Goal> Gather, from the listing beneath this task, every line holding the string "ability".

Information given>

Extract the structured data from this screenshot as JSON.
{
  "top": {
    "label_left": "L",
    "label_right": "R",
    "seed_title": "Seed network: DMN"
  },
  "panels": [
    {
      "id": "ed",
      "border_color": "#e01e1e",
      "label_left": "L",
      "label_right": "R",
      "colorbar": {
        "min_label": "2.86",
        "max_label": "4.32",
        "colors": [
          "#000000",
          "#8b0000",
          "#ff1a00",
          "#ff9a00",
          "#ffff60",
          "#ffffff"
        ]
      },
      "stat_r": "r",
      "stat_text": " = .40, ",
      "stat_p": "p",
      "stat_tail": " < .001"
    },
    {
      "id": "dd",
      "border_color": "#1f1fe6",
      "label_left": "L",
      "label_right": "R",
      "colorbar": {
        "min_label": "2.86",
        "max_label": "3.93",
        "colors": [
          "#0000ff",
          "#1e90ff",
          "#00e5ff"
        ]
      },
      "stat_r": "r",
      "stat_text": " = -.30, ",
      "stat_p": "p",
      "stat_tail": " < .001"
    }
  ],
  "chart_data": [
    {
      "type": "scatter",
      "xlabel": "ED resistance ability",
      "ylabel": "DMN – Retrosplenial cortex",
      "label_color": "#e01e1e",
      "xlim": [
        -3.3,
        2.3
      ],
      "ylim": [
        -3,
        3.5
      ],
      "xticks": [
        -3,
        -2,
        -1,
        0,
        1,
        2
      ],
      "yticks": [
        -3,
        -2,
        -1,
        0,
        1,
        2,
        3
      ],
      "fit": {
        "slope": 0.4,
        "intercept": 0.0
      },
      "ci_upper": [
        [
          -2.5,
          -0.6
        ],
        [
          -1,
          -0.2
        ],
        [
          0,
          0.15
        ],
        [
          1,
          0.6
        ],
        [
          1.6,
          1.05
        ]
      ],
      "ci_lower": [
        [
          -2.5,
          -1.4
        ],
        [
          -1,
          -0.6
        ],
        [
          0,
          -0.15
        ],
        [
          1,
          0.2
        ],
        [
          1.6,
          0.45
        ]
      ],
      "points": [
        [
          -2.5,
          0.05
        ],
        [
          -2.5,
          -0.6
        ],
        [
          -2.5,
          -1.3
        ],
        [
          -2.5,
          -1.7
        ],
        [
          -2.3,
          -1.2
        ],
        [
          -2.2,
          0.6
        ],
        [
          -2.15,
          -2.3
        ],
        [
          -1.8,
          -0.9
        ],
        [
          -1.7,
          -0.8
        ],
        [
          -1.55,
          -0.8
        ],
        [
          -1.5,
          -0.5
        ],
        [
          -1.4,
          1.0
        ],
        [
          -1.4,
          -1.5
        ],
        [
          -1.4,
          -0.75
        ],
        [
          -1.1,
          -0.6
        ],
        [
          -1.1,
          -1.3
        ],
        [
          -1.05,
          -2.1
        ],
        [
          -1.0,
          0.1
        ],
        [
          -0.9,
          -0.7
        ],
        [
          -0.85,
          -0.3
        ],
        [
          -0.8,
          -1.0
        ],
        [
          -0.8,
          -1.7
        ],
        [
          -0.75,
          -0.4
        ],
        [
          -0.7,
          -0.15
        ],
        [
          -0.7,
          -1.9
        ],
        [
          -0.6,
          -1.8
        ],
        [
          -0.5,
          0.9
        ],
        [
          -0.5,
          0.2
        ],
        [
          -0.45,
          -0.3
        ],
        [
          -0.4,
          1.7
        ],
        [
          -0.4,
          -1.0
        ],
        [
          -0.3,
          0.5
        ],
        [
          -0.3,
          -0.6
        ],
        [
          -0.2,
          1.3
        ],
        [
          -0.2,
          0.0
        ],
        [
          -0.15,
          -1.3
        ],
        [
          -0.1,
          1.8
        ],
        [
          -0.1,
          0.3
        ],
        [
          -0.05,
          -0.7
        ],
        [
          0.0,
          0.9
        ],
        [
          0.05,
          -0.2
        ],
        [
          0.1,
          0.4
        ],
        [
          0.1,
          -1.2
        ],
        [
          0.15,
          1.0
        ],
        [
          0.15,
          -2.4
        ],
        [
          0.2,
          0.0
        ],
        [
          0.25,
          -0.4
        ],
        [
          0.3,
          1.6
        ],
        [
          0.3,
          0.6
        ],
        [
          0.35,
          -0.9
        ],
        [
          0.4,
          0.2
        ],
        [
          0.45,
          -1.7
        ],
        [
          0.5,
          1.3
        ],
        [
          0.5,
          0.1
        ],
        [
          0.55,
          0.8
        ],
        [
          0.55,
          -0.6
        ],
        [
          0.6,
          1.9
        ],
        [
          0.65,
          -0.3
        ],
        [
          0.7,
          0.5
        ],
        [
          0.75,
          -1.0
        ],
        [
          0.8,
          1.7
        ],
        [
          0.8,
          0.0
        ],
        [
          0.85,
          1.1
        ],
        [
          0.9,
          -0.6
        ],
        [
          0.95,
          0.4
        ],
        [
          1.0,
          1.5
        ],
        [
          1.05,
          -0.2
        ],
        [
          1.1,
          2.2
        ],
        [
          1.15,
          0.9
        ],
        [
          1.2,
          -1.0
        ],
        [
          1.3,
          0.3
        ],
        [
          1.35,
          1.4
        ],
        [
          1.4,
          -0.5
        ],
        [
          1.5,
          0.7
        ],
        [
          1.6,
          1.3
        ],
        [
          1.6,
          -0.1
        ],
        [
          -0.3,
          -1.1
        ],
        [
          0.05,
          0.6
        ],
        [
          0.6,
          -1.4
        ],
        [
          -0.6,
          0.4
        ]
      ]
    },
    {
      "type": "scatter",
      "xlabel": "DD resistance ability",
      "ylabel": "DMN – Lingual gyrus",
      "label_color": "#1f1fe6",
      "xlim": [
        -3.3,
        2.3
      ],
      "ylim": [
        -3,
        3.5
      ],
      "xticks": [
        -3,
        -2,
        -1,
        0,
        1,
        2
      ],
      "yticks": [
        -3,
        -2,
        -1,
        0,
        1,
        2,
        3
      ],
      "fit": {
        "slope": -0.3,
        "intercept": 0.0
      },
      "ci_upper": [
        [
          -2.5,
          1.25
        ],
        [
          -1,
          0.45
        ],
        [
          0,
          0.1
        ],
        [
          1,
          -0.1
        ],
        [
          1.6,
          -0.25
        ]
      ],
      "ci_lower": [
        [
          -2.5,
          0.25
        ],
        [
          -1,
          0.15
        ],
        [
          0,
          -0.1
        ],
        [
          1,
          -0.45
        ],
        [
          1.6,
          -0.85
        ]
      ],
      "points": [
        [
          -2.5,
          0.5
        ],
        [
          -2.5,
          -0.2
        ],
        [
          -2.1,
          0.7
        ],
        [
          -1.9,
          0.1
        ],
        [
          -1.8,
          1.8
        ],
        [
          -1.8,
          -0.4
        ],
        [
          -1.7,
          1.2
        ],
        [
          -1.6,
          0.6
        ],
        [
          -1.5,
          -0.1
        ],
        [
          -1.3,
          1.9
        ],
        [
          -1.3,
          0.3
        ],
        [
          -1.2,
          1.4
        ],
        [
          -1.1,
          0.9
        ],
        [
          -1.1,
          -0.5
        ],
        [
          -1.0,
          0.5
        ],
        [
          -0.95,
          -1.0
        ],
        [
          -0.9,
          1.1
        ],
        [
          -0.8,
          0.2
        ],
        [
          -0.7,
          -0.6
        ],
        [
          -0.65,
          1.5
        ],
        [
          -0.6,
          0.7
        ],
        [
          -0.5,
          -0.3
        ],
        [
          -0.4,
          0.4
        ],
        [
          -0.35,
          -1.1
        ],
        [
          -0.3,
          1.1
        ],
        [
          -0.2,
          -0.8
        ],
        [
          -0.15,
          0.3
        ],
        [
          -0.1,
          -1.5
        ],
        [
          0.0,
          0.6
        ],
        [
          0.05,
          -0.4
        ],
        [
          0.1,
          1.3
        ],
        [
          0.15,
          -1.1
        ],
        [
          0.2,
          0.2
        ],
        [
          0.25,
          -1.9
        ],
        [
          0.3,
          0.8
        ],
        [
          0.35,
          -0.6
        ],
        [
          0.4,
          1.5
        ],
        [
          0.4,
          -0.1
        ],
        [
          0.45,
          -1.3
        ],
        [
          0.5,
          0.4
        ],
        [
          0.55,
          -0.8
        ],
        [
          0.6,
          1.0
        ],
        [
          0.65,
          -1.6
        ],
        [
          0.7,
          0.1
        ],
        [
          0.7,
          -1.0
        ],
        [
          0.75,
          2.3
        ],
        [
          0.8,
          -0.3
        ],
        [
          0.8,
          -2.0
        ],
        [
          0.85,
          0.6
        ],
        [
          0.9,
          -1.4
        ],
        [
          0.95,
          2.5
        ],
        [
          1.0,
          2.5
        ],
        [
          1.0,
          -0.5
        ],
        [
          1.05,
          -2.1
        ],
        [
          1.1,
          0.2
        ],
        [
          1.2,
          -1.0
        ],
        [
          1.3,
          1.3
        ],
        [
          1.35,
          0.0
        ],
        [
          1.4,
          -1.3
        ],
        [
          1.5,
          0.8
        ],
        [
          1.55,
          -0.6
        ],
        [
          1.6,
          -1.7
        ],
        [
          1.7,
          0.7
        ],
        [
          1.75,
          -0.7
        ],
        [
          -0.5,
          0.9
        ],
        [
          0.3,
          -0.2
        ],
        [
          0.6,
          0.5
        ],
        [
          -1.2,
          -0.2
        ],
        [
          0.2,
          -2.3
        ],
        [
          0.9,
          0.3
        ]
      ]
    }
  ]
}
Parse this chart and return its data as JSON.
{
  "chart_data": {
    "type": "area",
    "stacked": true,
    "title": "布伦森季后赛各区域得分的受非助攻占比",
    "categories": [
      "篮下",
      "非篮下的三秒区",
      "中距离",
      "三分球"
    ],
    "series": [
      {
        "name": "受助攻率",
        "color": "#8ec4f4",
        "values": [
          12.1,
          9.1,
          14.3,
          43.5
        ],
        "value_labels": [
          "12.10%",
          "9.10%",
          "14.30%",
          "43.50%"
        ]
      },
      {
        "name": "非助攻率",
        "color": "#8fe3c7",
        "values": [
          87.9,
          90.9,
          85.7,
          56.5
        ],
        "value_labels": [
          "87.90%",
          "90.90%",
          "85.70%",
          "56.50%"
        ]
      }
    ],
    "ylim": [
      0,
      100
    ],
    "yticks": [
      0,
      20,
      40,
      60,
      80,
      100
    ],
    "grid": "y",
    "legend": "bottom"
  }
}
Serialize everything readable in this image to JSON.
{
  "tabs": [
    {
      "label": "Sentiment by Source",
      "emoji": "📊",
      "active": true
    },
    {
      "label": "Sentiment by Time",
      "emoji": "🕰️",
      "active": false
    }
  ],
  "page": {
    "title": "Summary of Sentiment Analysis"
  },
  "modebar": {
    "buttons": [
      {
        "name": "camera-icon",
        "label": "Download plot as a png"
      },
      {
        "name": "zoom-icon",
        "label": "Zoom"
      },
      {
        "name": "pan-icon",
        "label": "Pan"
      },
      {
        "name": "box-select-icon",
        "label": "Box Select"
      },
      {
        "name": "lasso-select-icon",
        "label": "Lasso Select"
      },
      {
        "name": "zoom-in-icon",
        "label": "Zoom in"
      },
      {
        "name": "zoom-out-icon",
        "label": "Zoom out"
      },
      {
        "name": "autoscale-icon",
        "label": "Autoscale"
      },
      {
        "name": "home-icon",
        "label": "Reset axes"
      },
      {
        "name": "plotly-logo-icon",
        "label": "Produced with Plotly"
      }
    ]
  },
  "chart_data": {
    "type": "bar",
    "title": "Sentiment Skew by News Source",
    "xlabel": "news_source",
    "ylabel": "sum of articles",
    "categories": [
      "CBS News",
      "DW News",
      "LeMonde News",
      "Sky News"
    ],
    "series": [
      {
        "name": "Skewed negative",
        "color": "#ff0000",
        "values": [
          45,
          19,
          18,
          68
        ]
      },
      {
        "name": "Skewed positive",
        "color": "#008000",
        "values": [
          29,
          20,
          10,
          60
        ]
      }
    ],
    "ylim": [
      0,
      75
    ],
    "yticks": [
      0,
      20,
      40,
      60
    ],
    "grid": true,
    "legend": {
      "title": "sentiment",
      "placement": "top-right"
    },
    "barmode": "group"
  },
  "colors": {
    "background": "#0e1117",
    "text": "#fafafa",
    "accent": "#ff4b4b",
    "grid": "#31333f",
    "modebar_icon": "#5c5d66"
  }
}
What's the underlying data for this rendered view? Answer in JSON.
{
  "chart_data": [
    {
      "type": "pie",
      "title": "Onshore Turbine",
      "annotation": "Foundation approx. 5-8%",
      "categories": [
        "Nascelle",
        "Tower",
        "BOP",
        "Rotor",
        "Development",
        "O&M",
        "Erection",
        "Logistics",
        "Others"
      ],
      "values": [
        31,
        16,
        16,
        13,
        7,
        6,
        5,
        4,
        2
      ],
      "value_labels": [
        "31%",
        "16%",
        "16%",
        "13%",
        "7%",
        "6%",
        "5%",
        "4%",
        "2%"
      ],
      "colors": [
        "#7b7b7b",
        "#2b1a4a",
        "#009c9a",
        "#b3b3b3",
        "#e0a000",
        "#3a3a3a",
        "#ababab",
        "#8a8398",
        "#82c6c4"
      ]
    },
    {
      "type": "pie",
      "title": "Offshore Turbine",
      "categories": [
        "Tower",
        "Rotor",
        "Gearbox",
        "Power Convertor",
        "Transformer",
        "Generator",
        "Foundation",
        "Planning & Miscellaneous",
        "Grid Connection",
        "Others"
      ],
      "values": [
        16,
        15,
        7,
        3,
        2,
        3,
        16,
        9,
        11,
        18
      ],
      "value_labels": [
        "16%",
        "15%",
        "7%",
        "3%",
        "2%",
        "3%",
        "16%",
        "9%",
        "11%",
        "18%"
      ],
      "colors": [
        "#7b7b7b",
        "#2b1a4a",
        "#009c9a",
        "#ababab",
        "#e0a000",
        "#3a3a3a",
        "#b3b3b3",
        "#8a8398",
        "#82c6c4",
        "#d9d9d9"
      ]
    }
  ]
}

Full solution>
      "xlabel": "ED resistance ability",
      "xlabel": "DD resistance ability",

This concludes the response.